Collected data entries:
-*-
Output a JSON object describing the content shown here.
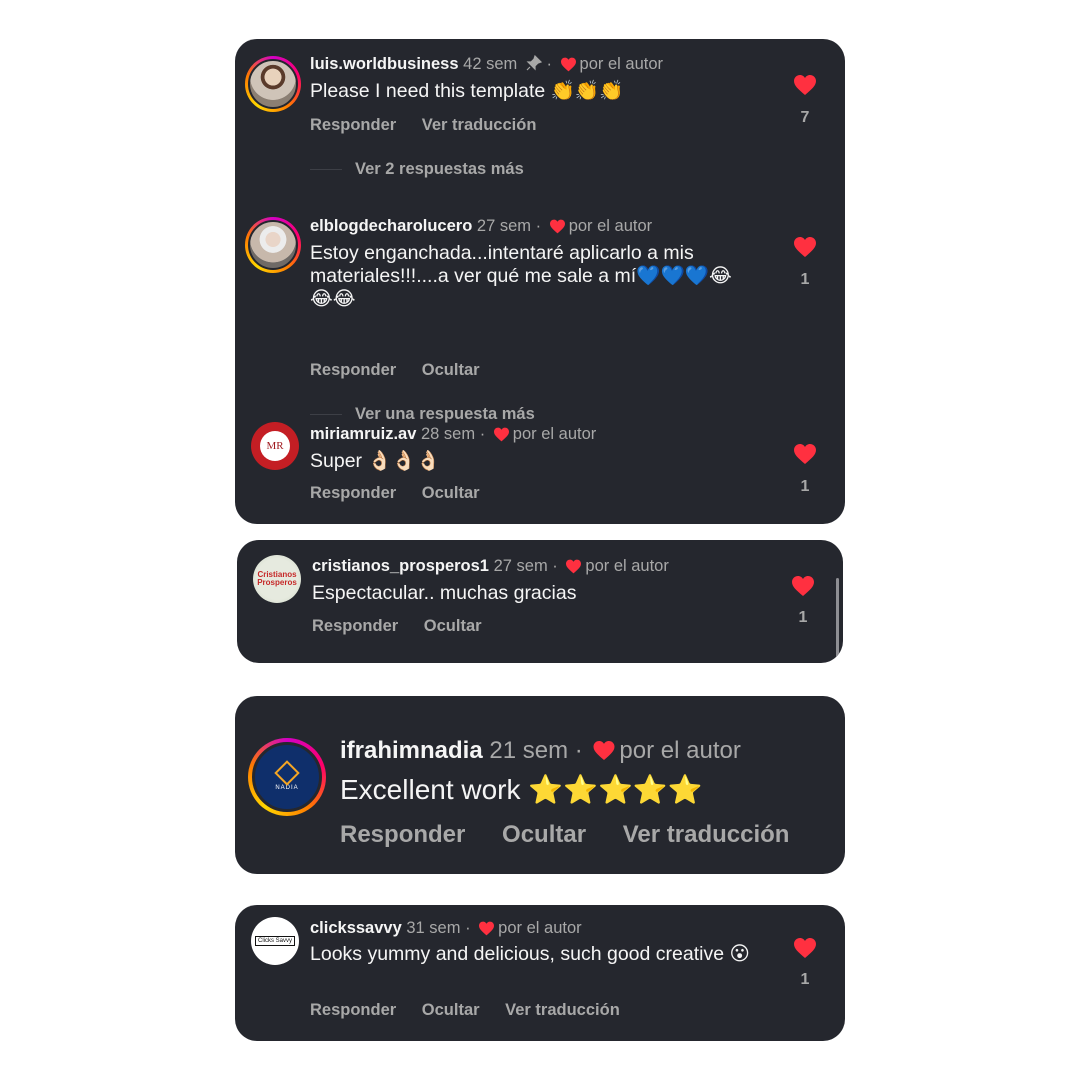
{
  "colors": {
    "heart": "#ff3040",
    "card": "#25272e",
    "muted": "#a8a8a8"
  },
  "heart_icon": "heart-icon",
  "comments": [
    {
      "username": "luis.worldbusiness",
      "time": "42 sem",
      "pinned": true,
      "separator": "·",
      "author_label": "por el autor",
      "text": "Please I need this template 👏👏👏",
      "actions": [
        "Responder",
        "Ver traducción"
      ],
      "likes": "7",
      "more_replies": "Ver 2 respuestas más"
    },
    {
      "username": "elblogdecharolucero",
      "time": "27 sem",
      "separator": "·",
      "author_label": "por el autor",
      "text": "Estoy enganchada...intentaré aplicarlo a mis materiales!!!....a ver qué  me sale a mí💙💙💙😂😂😂",
      "actions": [
        "Responder",
        "Ocultar"
      ],
      "likes": "1",
      "more_replies": "Ver una respuesta más"
    },
    {
      "username": "miriamruiz.av",
      "time": "28 sem",
      "separator": "·",
      "author_label": "por el autor",
      "text": "Super 👌🏻👌🏻👌🏻",
      "actions": [
        "Responder",
        "Ocultar"
      ],
      "likes": "1",
      "avatar_text": "MR"
    },
    {
      "username": "cristianos_prosperos1",
      "time": "27 sem",
      "separator": "·",
      "author_label": "por el autor",
      "text": "Espectacular.. muchas gracias",
      "actions": [
        "Responder",
        "Ocultar"
      ],
      "likes": "1",
      "avatar_text": "Cristianos Prosperos"
    },
    {
      "username": "ifrahimnadia",
      "time": "21 sem",
      "separator": "·",
      "author_label": "por el autor",
      "text": "Excellent work ⭐⭐⭐⭐⭐",
      "actions": [
        "Responder",
        "Ocultar",
        "Ver traducción"
      ],
      "avatar_text": "NADIA"
    },
    {
      "username": "clickssavvy",
      "time": "31 sem",
      "separator": "·",
      "author_label": "por el autor",
      "text": "Looks yummy and delicious,  such good creative 😮",
      "actions": [
        "Responder",
        "Ocultar",
        "Ver traducción"
      ],
      "likes": "1",
      "avatar_text": "Clicks Savvy"
    }
  ]
}
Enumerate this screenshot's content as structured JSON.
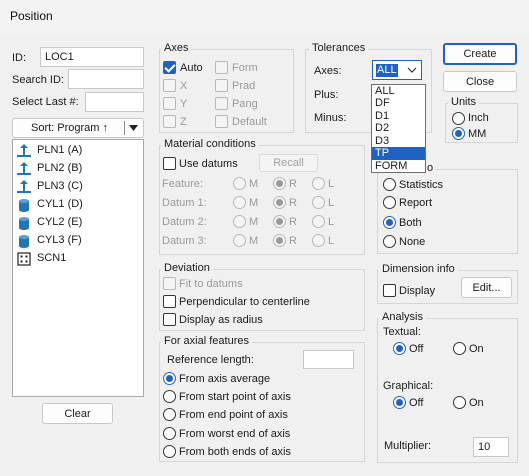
{
  "window": {
    "title": "Position"
  },
  "left": {
    "id_label": "ID:",
    "id_value": "LOC1",
    "search_label": "Search ID:",
    "search_value": "",
    "select_last_label": "Select Last #:",
    "select_last_value": "",
    "sort_label": "Sort: Program ↑",
    "features": [
      {
        "name": "PLN1 (A)",
        "icon": "plane-icon"
      },
      {
        "name": "PLN2 (B)",
        "icon": "plane-icon"
      },
      {
        "name": "PLN3 (C)",
        "icon": "plane-icon"
      },
      {
        "name": "CYL1 (D)",
        "icon": "cylinder-icon"
      },
      {
        "name": "CYL2 (E)",
        "icon": "cylinder-icon"
      },
      {
        "name": "CYL3 (F)",
        "icon": "cylinder-icon"
      },
      {
        "name": "SCN1",
        "icon": "scan-icon"
      }
    ],
    "clear_label": "Clear"
  },
  "axes": {
    "title": "Axes",
    "auto": "Auto",
    "x": "X",
    "y": "Y",
    "z": "Z",
    "form": "Form",
    "prad": "Prad",
    "pang": "Pang",
    "default": "Default"
  },
  "tolerances": {
    "title": "Tolerances",
    "axes_label": "Axes:",
    "axes_value": "ALL",
    "plus_label": "Plus:",
    "minus_label": "Minus:",
    "options": [
      "ALL",
      "DF",
      "D1",
      "D2",
      "D3",
      "TP",
      "FORM"
    ],
    "selected_option": "TP"
  },
  "buttons": {
    "create": "Create",
    "close": "Close"
  },
  "units": {
    "title": "Units",
    "inch": "Inch",
    "mm": "MM"
  },
  "output": {
    "title_suffix": "o",
    "statistics": "Statistics",
    "report": "Report",
    "both": "Both",
    "none": "None"
  },
  "material": {
    "title": "Material conditions",
    "use_datums": "Use datums",
    "recall": "Recall",
    "rows": [
      "Feature:",
      "Datum 1:",
      "Datum 2:",
      "Datum 3:"
    ],
    "m": "M",
    "r": "R",
    "l": "L"
  },
  "deviation": {
    "title": "Deviation",
    "fit": "Fit to datums",
    "perp": "Perpendicular to centerline",
    "radius": "Display as radius"
  },
  "axial": {
    "title": "For axial features",
    "ref_label": "Reference length:",
    "ref_value": "",
    "opts": [
      "From axis average",
      "From start point of axis",
      "From end point of axis",
      "From worst end of axis",
      "From both ends of axis"
    ]
  },
  "dimension_info": {
    "title": "Dimension info",
    "display": "Display",
    "edit": "Edit..."
  },
  "analysis": {
    "title": "Analysis",
    "textual": "Textual:",
    "graphical": "Graphical:",
    "off": "Off",
    "on": "On",
    "multiplier_label": "Multiplier:",
    "multiplier_value": "10"
  },
  "colors": {
    "accent": "#1e63c4"
  }
}
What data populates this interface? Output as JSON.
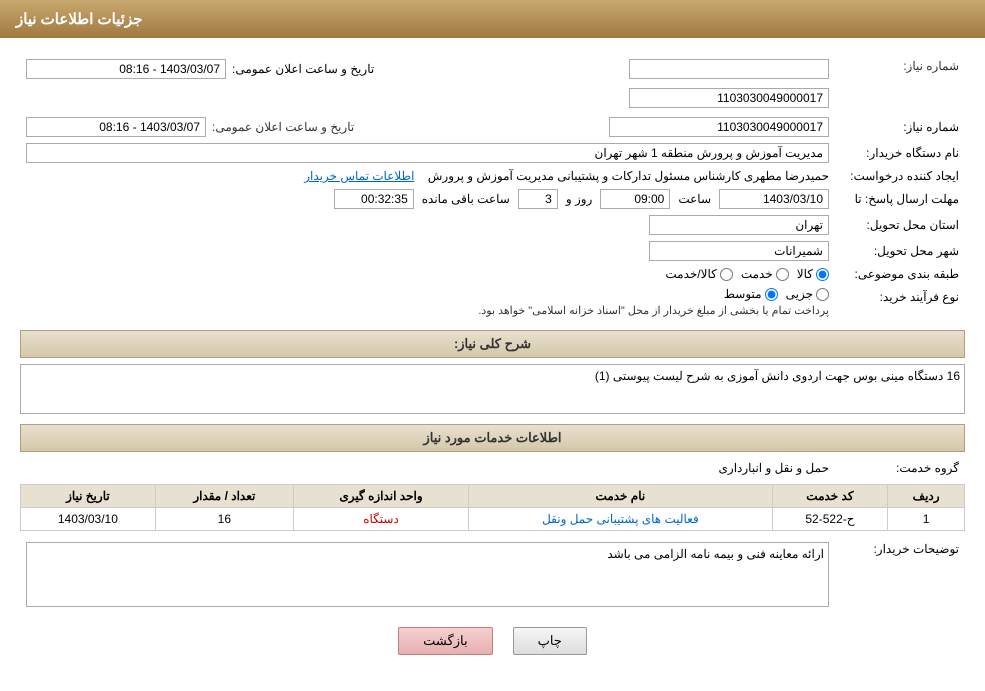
{
  "header": {
    "title": "جزئیات اطلاعات نیاز"
  },
  "fields": {
    "need_number_label": "شماره نیاز:",
    "need_number_value": "1103030049000017",
    "announcement_date_label": "تاریخ و ساعت اعلان عمومی:",
    "announcement_date_value": "1403/03/07 - 08:16",
    "buyer_name_label": "نام دستگاه خریدار:",
    "buyer_name_value": "مدیریت آموزش و پرورش منطقه 1 شهر تهران",
    "creator_label": "ایجاد کننده درخواست:",
    "creator_value": "حمیدرضا مطهری کارشناس مسئول تدارکات و پشتیبانی مدیریت آموزش و پرورش",
    "contact_link": "اطلاعات تماس خریدار",
    "deadline_label": "مهلت ارسال پاسخ: تا",
    "deadline_date": "1403/03/10",
    "deadline_time_label": "ساعت",
    "deadline_time": "09:00",
    "deadline_days_label": "روز و",
    "deadline_days": "3",
    "remaining_label": "ساعت باقی مانده",
    "remaining_time": "00:32:35",
    "province_label": "استان محل تحویل:",
    "province_value": "تهران",
    "city_label": "شهر محل تحویل:",
    "city_value": "شمیرانات",
    "category_label": "طبقه بندی موضوعی:",
    "category_options": [
      "کالا",
      "خدمت",
      "کالا/خدمت"
    ],
    "category_selected": "کالا",
    "purchase_type_label": "نوع فرآیند خرید:",
    "purchase_type_options": [
      "جزیی",
      "متوسط"
    ],
    "purchase_type_note": "پرداخت تمام یا بخشی از مبلغ خریدار از محل \"اسناد خزانه اسلامی\" خواهد بود.",
    "description_section_title": "شرح کلی نیاز:",
    "description_value": "16 دستگاه مینی بوس جهت اردوی دانش آموزی به شرح لیست پیوستی (1)",
    "services_section_title": "اطلاعات خدمات مورد نیاز",
    "service_group_label": "گروه خدمت:",
    "service_group_value": "حمل و نقل و انبارداری",
    "table": {
      "columns": [
        "ردیف",
        "کد خدمت",
        "نام خدمت",
        "واحد اندازه گیری",
        "تعداد / مقدار",
        "تاریخ نیاز"
      ],
      "rows": [
        {
          "row": "1",
          "code": "ح-522-52",
          "name": "فعالیت های پشتیبانی حمل ونقل",
          "unit": "دستگاه",
          "quantity": "16",
          "date": "1403/03/10"
        }
      ]
    },
    "buyer_desc_label": "توضیحات خریدار:",
    "buyer_desc_value": "ارائه معاینه فنی و بیمه نامه الزامی می باشد"
  },
  "buttons": {
    "print_label": "چاپ",
    "back_label": "بازگشت"
  }
}
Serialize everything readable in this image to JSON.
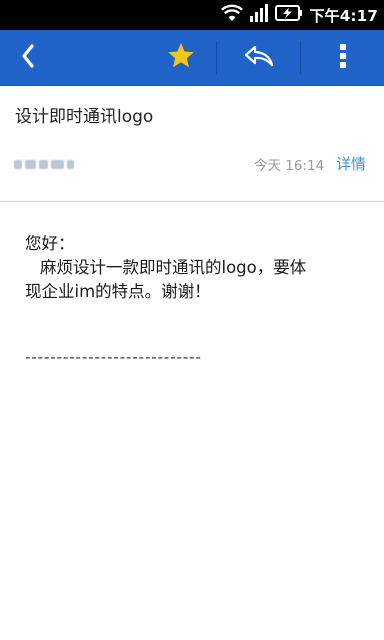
{
  "status_bar": {
    "time": "下午4:17",
    "icons": [
      "wifi-icon",
      "signal-icon",
      "battery-charging-icon"
    ]
  },
  "action_bar": {
    "accent_color": "#1f63c8",
    "icons": [
      "back-icon",
      "star-icon",
      "reply-icon",
      "overflow-menu-icon"
    ],
    "star_color": "#f5c518"
  },
  "email": {
    "subject": "设计即时通讯logo",
    "time": "今天 16:14",
    "details_link": "详情",
    "body_lines": [
      "您好：",
      "麻烦设计一款即时通讯的logo，要体",
      "现企业im的特点。谢谢！"
    ],
    "separator": "----------------------------"
  }
}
-*-
PROBLEM TO WORK ON: Which lines above contain "تاریخ"? Show each of them.

ANSWER TO THE TASK:
    "announcement_date_label": "تاریخ و ساعت اعلان عمومی:",
        "تاریخ نیاز"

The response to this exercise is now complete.